==== DATA ENTRIES ====

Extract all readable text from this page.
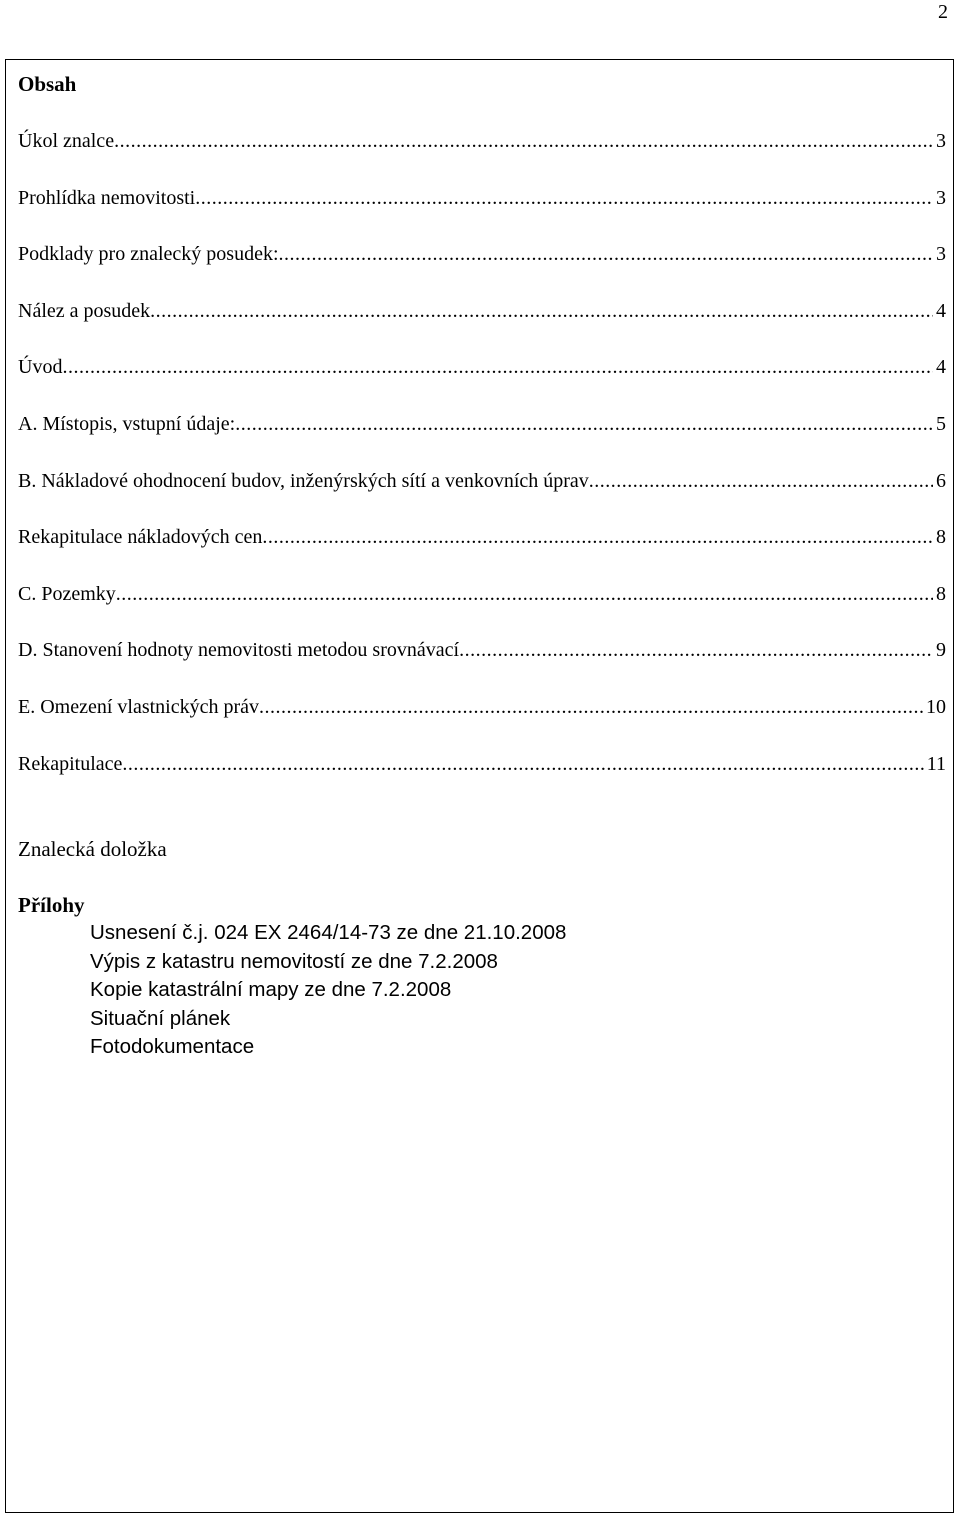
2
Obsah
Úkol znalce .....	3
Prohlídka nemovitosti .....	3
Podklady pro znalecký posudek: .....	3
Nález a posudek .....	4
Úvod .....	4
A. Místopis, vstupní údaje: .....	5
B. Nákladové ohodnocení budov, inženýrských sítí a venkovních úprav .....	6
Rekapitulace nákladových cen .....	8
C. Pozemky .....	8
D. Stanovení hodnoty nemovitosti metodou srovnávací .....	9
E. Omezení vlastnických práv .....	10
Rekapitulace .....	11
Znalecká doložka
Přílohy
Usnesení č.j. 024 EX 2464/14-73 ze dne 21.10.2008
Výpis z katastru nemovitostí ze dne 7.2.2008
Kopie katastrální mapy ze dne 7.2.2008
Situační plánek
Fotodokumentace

====

WHAT THE TASK REQUIRES: All the lines above are to be reproduced exactly, except the pictures.

RESPONSE FOR THIS EXERCISE:
Extract all readable text from this page.
2
Obsah
Úkol znalce .....	3
Prohlídka nemovitosti .....	3
Podklady pro znalecký posudek: .....	3
Nález a posudek .....	4
Úvod .....	4
A. Místopis, vstupní údaje: .....	5
B. Nákladové ohodnocení budov, inženýrských sítí a venkovních úprav .....	6
Rekapitulace nákladových cen .....	8
C. Pozemky .....	8
D. Stanovení hodnoty nemovitosti metodou srovnávací .....	9
E. Omezení vlastnických práv .....	10
Rekapitulace .....	11
Znalecká doložka
Přílohy
Usnesení č.j. 024 EX 2464/14-73 ze dne 21.10.2008
Výpis z katastru nemovitostí ze dne 7.2.2008
Kopie katastrální mapy ze dne 7.2.2008
Situační plánek
Fotodokumentace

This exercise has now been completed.